Description of the task —
Pull every line containing "features" from the entries.

Part of a data file:
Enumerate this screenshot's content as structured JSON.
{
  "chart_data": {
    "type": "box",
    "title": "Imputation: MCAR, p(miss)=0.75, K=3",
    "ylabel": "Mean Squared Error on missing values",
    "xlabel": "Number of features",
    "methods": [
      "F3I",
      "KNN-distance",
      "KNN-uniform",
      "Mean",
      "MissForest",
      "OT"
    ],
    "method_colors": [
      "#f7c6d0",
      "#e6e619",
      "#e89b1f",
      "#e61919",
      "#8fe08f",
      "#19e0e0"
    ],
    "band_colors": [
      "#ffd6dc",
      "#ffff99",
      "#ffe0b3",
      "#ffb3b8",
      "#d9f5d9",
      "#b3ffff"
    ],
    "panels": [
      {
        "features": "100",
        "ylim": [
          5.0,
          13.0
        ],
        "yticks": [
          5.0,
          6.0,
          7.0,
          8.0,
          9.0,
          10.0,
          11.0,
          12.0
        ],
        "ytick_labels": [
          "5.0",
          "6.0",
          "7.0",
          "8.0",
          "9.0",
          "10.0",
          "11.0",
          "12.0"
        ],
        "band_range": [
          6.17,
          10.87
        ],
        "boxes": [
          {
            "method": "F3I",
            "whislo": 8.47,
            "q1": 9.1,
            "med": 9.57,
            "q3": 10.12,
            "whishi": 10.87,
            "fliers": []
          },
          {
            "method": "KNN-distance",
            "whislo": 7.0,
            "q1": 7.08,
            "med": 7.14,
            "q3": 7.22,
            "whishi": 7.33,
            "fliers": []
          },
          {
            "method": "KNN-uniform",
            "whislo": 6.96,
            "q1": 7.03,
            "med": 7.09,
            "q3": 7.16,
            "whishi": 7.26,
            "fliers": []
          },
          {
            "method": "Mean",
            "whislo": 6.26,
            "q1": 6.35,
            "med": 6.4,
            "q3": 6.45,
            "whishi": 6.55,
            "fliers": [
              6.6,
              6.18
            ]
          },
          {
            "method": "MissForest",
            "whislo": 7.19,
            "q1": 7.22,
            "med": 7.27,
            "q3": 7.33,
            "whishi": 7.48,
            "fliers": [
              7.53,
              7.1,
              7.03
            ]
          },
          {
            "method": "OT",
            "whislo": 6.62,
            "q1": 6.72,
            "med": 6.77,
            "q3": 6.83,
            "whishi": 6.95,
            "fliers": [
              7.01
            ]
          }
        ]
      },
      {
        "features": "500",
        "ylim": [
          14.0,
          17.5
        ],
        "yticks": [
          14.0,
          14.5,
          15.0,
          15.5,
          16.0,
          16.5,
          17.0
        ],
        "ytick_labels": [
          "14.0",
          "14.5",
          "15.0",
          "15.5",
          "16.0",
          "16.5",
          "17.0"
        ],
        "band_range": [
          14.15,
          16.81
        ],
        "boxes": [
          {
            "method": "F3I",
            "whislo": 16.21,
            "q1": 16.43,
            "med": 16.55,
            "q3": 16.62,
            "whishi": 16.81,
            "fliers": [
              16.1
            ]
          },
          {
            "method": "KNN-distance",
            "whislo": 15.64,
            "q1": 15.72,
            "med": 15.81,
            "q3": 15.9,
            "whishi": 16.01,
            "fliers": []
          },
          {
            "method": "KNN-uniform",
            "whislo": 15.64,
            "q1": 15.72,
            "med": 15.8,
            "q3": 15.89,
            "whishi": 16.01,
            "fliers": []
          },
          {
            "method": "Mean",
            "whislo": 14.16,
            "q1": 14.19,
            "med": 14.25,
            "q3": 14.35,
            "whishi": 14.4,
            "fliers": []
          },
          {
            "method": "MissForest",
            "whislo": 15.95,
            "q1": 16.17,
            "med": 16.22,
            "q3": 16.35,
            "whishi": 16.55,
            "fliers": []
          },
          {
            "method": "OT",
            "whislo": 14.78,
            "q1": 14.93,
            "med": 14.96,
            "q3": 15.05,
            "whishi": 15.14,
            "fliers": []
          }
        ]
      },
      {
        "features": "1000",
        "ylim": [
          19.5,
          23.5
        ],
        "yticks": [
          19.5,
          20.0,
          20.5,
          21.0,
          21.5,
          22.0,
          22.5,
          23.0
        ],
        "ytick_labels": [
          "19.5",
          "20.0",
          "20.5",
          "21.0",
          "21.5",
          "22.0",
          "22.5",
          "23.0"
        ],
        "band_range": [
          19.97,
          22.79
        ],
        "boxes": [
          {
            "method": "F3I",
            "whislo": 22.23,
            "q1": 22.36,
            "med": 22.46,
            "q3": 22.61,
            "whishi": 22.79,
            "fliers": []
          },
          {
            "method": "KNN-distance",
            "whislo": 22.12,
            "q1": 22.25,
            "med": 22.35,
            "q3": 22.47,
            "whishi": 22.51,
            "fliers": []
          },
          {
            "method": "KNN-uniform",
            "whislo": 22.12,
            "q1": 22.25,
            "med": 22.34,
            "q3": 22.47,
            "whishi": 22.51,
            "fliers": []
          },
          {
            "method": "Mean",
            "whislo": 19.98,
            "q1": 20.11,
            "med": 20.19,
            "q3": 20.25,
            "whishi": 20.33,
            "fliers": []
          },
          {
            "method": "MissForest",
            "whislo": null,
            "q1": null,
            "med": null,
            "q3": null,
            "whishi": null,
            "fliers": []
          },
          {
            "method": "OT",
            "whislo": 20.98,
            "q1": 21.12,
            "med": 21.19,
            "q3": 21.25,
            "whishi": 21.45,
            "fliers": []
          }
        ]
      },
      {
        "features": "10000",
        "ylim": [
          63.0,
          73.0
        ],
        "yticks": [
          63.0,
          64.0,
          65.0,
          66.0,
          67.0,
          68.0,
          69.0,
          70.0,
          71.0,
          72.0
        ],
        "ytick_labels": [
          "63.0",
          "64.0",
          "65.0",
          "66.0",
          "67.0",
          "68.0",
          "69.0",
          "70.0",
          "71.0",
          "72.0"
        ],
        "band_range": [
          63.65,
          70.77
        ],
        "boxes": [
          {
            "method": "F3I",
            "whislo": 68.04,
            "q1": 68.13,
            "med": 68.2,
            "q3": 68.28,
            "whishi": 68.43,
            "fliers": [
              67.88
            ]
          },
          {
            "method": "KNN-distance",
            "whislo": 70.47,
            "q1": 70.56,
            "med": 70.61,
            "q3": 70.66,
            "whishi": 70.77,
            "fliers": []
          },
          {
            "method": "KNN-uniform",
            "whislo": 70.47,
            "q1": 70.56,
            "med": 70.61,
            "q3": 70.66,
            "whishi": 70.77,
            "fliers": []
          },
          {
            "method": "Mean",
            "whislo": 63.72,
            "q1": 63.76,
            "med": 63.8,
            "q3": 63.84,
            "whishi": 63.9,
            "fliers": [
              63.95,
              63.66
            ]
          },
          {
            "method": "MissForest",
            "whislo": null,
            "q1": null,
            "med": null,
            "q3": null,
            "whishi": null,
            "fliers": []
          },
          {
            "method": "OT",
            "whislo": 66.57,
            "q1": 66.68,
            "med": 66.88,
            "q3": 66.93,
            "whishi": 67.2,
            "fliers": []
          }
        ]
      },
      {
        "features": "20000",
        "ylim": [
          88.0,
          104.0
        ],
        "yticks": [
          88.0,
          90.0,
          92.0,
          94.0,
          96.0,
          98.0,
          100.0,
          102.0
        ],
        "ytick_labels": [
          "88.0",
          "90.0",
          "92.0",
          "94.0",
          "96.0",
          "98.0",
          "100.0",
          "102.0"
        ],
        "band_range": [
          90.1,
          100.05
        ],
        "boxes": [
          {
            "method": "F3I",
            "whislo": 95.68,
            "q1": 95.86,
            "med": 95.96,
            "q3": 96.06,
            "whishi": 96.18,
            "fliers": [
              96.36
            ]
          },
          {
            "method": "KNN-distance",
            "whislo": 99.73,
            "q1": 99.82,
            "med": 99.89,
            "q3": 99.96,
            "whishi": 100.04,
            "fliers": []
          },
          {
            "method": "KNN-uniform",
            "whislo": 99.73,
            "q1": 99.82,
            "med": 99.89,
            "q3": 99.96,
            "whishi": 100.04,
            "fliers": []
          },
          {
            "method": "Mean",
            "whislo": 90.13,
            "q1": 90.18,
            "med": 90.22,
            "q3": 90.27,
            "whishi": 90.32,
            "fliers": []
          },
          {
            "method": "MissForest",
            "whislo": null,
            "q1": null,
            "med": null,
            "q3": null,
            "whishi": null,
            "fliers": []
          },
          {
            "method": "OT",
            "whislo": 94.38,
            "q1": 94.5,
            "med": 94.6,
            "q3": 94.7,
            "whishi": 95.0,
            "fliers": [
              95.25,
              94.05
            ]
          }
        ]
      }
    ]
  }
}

Output of the task —
    "xlabel": "Number of features",
        "features": "100",
        "features": "500",
        "features": "1000",
        "features": "10000",
        "features": "20000",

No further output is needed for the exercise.